BEGIN Text segment

Many of you will already have heard of the "Dunning and Kruger Effect", a piece of psychological research which has made its way into the popular consciousness.  In summary it suggests that those who are more incompetent at a particular task are also more likely to overrate their competence, since their ignorance prevents them from realising just how bad they are.

Anyway, I finally got around to reading the article, "Unskilled and Unaware of it: How Difficulties in Recognizing One's Own Incompetence Lead to Inflated Self Assessments", by Justin Kruger and David Dunning, from the Journal of Personality and Social Psychology, 1999, Vol 77, No 6.  Much of it is not scintillating reading, being after all an academic research paper filled with statistical jargon.  However, it is more comprehensible than many similar articles and shot through with flashes of psychologist humour.

The paper reports a series of four linked studies.  All were carried out on undergraduate psychology students, coerced or bribed into being experimental subjects as they are the world over.  Psychology is the study of first year psychology students.  In each experiment, the students were asked to perform a test - one on assessing the quality of jokes, one on grammar, and two using tests of logical reasoning.  In each case they were asked to rate their own performance in relation to their peers, and where it was possible to estimate their own score.  The result - the students who scored the lowest were the ones who most overestimated their ability.  Those who did best, on the other hand, tended to underestimate their scores.

In a follow-up, students who did either very well or very poorly were asked to come back a couple of weeks later and assess a sample of the work of their peers, being handed a set of papers of varying standard.  After marking these papers as best they could, students were asked again how they thought they had gone compared to everyone else.  The least competent showed no change - they still thought they had gone really well because, of course, they didn't know enough to make a proper assessment of the papers they had been asked to examine.  The most competent, on the other hand, revised their assessment of their skills upwards - because they realised they had done a lot better than most of the tests they had marked.

The third activity involved training people, then asking them to reassess.  Prior to rating some of their peers' performance on a logic test, some of the poorest performing students were given a short education module on logical processes.  Unsurprisingly, after this brief presentation, they were much more realistic about their own performance, because they now understood a little more about the subject.

When you think about it, none of this should be a surprise.  Some people don't know enough to be aware of their own ignorance, and pronounce confidently on subjects about which they know absolutely nothing.  Often such people end up running whole countries.  A little exposure to the discipline in question, whether it be logic or grammar or the relative funniness of jokes, makes us aware of the yawning gaps in our knowledge and we suddenly become more circumspect.  Someone, however, has to be game to point out our ignorance.  This is usually easier for people to  do before you become Prime Minister - say, perhaps, when you're a first year psychology student who hasn't yet grasped the basics of grammar and logical thinking.  What to they teach them in those schools?

END Text segment
BEGIN Available data

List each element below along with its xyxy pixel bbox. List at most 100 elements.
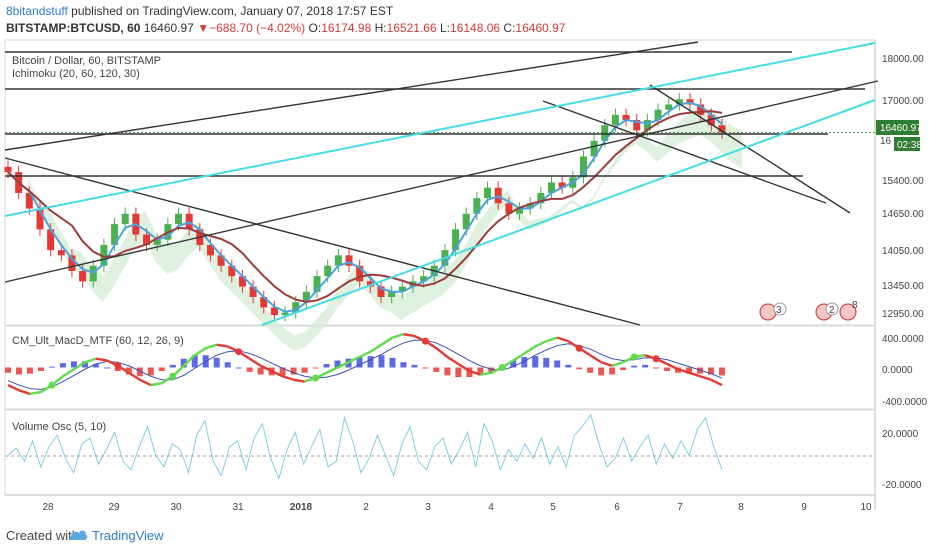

END Available data

= Given request A =
According to the piece on the Dunning and Kruger Effect, which journal published the Kruger and Dunning article?
= Given request B =
Reproduce the passage of the piece on the Dunning and Kruger Effect that begins at the words "The third activity" and ends after the words "about the subject.".

= Correct response A =
The Journal of Personality and Social Psychology (1999, Vol 77, No 6).

= Correct response B =
The third activity involved training people, then asking them to reassess.  Prior to rating some of their peers' performance on a logic test, some of the poorest performing students were given a short education module on logical processes.  Unsurprisingly, after this brief presentation, they were much more realistic about their own performance, because they now understood a little more about the subject.